Would you return the complete listing below word for word?

* start THE INPUT *

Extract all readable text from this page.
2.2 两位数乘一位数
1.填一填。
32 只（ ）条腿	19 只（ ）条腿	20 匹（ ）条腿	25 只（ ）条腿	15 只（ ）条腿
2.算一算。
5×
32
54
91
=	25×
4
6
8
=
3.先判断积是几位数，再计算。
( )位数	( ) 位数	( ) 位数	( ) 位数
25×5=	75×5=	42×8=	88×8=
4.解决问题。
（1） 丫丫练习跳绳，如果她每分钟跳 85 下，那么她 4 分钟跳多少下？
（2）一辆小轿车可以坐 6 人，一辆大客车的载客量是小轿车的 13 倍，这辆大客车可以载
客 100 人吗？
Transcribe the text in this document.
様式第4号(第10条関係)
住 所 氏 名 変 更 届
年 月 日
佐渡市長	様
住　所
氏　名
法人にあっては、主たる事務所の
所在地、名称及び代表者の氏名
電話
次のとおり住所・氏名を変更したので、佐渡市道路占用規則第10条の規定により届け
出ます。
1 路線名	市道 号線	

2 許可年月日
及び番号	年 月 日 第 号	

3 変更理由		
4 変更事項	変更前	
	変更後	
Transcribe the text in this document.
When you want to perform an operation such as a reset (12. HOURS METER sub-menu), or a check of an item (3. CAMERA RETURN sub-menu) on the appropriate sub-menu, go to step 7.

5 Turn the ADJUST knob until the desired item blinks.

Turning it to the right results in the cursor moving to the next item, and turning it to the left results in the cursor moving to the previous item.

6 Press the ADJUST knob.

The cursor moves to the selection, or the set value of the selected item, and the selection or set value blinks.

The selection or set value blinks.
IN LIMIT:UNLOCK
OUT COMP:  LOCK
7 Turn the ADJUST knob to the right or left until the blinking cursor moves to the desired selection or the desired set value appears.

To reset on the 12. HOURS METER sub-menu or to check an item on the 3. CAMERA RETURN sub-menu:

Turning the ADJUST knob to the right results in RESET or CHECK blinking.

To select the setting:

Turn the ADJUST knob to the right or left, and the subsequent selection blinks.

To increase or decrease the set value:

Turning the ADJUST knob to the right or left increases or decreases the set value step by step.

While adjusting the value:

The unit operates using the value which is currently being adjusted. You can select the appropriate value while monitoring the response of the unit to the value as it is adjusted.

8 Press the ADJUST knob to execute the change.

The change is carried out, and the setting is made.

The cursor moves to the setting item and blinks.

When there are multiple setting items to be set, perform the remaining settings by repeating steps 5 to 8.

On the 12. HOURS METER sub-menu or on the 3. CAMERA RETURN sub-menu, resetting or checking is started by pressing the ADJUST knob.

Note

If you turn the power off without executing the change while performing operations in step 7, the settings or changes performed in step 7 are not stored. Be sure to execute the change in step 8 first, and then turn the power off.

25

* end THE INPUT *

*RESULT OF THE EXERCISE*
Extract all readable text from this page.
2.2 两位数乘一位数
1.填一填。
32 只（ ）条腿	19 只（ ）条腿	20 匹（ ）条腿	25 只（ ）条腿	15 只（ ）条腿
2.算一算。
5×
32
54
91
=	25×
4
6
8
=
3.先判断积是几位数，再计算。
( )位数	( ) 位数	( ) 位数	( ) 位数
25×5=	75×5=	42×8=	88×8=
4.解决问题。
（1） 丫丫练习跳绳，如果她每分钟跳 85 下，那么她 4 分钟跳多少下？
（2）一辆小轿车可以坐 6 人，一辆大客车的载客量是小轿车的 13 倍，这辆大客车可以载
客 100 人吗？
Transcribe the text in this document.
様式第4号(第10条関係)
住 所 氏 名 変 更 届
年 月 日
佐渡市長	様
住　所
氏　名
法人にあっては、主たる事務所の
所在地、名称及び代表者の氏名
電話
次のとおり住所・氏名を変更したので、佐渡市道路占用規則第10条の規定により届け
出ます。
1 路線名	市道 号線	

2 許可年月日
及び番号	年 月 日 第 号	

3 変更理由		
4 変更事項	変更前	
	変更後	
Transcribe the text in this document.
When you want to perform an operation such as a reset (12. HOURS METER sub-menu), or a check of an item (3. CAMERA RETURN sub-menu) on the appropriate sub-menu, go to step 7.

5 Turn the ADJUST knob until the desired item blinks.

Turning it to the right results in the cursor moving to the next item, and turning it to the left results in the cursor moving to the previous item.

6 Press the ADJUST knob.

The cursor moves to the selection, or the set value of the selected item, and the selection or set value blinks.

The selection or set value blinks.
IN LIMIT:UNLOCK
OUT COMP:  LOCK
7 Turn the ADJUST knob to the right or left until the blinking cursor moves to the desired selection or the desired set value appears.

To reset on the 12. HOURS METER sub-menu or to check an item on the 3. CAMERA RETURN sub-menu:

Turning the ADJUST knob to the right results in RESET or CHECK blinking.

To select the setting:

Turn the ADJUST knob to the right or left, and the subsequent selection blinks.

To increase or decrease the set value:

Turning the ADJUST knob to the right or left increases or decreases the set value step by step.

While adjusting the value:

The unit operates using the value which is currently being adjusted. You can select the appropriate value while monitoring the response of the unit to the value as it is adjusted.

8 Press the ADJUST knob to execute the change.

The change is carried out, and the setting is made.

The cursor moves to the setting item and blinks.

When there are multiple setting items to be set, perform the remaining settings by repeating steps 5 to 8.

On the 12. HOURS METER sub-menu or on the 3. CAMERA RETURN sub-menu, resetting or checking is started by pressing the ADJUST knob.

Note

If you turn the power off without executing the change while performing operations in step 7, the settings or changes performed in step 7 are not stored. Be sure to execute the change in step 8 first, and then turn the power off.

25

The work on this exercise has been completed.